Given problem: Read the lines below. Copy out any that hold the string "liittäminen".

—————

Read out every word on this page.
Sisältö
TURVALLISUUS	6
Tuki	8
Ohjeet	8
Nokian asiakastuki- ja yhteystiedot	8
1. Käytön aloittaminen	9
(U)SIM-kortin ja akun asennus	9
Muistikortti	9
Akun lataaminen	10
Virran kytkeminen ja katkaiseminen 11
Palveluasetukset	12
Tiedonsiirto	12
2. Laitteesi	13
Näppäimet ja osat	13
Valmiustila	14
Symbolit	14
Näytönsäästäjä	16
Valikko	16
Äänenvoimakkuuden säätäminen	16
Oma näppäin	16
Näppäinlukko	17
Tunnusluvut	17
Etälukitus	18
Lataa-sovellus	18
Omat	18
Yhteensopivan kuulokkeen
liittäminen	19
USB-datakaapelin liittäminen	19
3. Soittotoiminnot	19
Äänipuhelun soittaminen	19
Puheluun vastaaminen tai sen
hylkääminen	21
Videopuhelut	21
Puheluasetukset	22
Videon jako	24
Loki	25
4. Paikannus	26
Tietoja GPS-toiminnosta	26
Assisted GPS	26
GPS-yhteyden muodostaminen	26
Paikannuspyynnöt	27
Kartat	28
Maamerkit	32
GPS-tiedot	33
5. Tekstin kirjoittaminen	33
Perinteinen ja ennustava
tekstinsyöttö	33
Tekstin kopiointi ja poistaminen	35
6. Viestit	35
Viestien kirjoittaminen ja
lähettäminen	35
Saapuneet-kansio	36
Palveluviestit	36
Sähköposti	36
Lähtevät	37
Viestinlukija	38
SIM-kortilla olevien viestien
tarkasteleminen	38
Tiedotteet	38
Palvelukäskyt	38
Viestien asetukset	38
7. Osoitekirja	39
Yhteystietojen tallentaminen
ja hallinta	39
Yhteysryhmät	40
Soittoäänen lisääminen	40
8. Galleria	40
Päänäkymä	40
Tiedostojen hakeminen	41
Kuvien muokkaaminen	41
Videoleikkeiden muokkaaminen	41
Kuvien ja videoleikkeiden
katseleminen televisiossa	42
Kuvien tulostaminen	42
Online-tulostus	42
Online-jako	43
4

—————

Result for this task:
liittäminen	19
USB-datakaapelin liittäminen	19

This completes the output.